◆ **PROBLEM**: Copy out each line of the data that holds the word "content".

◆ **RECORDS SUPPLIED**:
= = = =

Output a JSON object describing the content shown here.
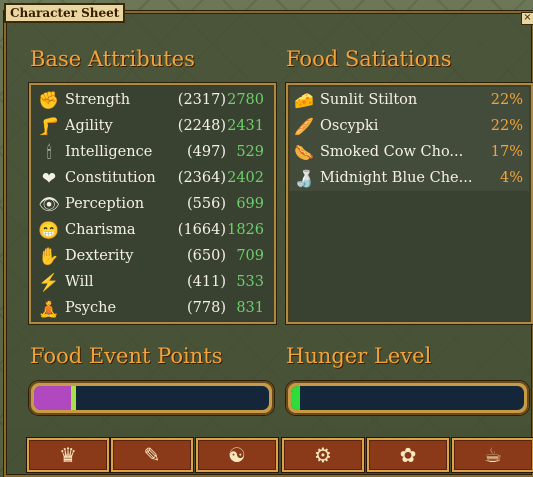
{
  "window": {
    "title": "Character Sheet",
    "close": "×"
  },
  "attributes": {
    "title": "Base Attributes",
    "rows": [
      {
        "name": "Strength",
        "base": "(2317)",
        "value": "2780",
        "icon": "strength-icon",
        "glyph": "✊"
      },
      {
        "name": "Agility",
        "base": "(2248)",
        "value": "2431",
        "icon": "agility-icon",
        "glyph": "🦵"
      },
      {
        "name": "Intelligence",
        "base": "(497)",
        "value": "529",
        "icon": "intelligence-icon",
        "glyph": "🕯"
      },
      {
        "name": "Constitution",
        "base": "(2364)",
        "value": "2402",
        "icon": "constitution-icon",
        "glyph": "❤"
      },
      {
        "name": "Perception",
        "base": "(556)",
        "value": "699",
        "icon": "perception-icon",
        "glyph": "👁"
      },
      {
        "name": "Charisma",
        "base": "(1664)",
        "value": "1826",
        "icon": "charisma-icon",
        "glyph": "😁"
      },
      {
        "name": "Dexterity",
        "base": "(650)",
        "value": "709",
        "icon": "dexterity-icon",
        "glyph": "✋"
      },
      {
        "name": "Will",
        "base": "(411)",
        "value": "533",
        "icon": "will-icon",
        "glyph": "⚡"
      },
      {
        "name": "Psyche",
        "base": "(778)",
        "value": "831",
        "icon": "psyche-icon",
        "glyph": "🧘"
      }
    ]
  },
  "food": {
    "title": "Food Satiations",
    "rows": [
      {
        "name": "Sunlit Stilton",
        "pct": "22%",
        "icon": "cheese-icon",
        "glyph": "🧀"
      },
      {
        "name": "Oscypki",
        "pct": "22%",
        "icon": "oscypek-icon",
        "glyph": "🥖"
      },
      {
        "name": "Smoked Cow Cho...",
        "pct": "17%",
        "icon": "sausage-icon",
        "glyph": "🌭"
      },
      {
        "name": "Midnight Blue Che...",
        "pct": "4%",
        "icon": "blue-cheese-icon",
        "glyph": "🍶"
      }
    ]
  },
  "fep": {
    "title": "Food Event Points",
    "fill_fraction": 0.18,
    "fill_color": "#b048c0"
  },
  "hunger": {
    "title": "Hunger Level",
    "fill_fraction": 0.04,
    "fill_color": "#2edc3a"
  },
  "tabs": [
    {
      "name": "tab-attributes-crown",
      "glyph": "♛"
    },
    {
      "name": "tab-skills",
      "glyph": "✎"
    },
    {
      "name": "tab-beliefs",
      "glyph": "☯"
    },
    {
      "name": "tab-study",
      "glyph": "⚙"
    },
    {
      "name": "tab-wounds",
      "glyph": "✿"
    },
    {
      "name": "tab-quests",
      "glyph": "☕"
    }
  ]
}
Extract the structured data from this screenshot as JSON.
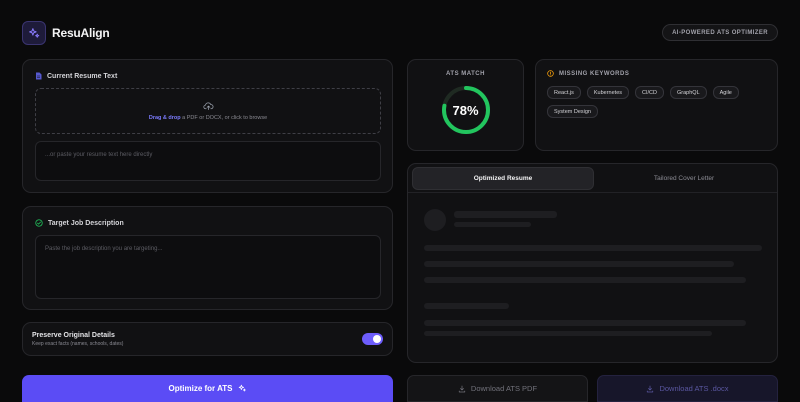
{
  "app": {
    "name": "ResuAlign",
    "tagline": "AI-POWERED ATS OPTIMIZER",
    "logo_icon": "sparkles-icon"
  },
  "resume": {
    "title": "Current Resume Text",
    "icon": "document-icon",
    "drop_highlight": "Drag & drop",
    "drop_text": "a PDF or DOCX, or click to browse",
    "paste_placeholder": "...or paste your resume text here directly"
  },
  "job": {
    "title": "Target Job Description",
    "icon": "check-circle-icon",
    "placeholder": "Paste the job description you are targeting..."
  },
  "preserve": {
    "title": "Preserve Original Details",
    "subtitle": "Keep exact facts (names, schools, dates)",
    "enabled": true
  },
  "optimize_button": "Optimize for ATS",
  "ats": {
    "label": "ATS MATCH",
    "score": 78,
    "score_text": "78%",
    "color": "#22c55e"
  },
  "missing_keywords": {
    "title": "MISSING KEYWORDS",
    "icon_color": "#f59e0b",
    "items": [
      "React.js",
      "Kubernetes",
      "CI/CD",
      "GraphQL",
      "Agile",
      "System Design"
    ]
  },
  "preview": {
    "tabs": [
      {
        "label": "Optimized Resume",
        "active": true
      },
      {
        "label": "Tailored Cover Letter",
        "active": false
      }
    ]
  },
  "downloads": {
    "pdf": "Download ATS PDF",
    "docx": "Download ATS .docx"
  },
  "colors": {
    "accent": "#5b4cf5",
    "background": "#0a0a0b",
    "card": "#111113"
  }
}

= = = =

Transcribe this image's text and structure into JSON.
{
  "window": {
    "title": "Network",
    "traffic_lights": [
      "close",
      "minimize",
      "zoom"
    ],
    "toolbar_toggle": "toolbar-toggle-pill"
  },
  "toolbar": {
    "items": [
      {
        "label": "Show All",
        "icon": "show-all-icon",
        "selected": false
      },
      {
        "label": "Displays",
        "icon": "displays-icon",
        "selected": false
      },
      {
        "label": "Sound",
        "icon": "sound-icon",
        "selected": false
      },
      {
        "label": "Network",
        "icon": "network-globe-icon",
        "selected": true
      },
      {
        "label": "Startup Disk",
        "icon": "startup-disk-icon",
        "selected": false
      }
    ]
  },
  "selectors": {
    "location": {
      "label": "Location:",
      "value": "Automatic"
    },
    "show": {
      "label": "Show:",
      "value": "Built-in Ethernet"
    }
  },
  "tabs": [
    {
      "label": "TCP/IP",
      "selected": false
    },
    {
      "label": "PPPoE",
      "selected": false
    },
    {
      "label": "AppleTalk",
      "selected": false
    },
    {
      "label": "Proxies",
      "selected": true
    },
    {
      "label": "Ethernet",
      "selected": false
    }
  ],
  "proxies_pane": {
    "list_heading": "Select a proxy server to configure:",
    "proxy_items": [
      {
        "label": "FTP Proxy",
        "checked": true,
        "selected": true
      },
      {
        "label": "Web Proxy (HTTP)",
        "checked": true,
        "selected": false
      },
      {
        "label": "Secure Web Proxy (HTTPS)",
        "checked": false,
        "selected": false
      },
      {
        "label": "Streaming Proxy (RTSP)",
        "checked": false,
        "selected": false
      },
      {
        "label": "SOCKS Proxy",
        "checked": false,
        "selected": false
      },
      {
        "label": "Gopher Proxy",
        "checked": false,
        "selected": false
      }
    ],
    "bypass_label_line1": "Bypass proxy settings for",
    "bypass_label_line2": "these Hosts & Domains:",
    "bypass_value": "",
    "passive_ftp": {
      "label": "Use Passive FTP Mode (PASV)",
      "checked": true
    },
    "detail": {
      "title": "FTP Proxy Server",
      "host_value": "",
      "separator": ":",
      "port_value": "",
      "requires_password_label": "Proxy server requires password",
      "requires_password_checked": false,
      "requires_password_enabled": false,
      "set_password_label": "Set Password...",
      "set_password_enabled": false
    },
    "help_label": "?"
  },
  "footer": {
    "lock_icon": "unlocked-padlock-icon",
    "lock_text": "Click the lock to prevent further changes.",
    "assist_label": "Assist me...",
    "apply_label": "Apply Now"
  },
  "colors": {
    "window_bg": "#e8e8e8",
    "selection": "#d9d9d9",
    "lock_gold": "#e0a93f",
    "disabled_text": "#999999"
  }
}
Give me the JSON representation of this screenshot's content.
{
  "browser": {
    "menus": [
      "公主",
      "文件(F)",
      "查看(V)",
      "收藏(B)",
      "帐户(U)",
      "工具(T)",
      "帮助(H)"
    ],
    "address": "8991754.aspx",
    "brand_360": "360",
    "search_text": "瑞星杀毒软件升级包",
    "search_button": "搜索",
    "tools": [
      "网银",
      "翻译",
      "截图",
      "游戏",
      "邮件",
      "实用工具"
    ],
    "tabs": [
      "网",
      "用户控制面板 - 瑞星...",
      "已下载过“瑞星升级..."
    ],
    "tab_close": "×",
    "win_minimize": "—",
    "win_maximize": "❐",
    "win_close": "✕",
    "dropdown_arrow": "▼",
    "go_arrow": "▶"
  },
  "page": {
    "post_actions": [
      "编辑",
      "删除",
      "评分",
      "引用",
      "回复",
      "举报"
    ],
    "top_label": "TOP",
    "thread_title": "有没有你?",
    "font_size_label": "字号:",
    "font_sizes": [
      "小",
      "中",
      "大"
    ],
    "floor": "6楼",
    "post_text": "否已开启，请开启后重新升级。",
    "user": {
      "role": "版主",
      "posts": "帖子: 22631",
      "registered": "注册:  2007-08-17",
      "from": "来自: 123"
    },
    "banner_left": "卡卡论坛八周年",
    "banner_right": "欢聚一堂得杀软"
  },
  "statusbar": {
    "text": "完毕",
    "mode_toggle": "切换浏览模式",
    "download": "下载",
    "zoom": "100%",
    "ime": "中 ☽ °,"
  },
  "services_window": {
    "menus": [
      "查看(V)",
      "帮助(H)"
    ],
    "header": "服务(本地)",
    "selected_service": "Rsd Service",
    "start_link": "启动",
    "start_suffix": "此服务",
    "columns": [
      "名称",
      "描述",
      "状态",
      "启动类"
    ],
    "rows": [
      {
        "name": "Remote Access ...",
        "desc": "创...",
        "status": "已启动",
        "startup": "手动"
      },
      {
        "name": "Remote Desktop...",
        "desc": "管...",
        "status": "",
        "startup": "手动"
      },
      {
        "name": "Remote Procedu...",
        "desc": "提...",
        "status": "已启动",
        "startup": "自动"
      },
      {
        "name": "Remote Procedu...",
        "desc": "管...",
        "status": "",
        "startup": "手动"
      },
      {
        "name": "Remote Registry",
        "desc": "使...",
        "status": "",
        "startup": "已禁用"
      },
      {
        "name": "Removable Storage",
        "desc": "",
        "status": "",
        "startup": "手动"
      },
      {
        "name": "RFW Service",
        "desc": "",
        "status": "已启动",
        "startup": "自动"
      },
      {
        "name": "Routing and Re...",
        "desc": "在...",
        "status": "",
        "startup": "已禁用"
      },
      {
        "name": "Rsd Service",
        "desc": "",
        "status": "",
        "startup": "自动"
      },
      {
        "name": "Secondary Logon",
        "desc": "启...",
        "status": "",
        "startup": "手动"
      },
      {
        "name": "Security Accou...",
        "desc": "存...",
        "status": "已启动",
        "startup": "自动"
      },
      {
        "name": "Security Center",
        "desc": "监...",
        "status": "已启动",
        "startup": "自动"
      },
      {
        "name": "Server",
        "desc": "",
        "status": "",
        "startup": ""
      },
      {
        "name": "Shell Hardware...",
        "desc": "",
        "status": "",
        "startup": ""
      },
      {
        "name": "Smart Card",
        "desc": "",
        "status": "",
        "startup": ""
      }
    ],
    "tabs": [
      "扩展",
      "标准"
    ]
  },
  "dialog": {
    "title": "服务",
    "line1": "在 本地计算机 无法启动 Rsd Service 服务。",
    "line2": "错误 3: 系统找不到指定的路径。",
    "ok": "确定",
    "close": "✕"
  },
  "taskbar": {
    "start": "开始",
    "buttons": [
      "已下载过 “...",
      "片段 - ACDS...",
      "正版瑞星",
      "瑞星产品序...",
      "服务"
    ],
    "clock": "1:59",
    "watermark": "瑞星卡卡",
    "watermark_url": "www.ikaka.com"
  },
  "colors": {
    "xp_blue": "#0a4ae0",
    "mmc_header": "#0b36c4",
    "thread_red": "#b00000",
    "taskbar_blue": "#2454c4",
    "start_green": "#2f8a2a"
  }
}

= = = =

◆ **WORKED SOLUTION**:
Output a JSON object describing the content shown here.
Give me the JSON representation of this screenshot's content.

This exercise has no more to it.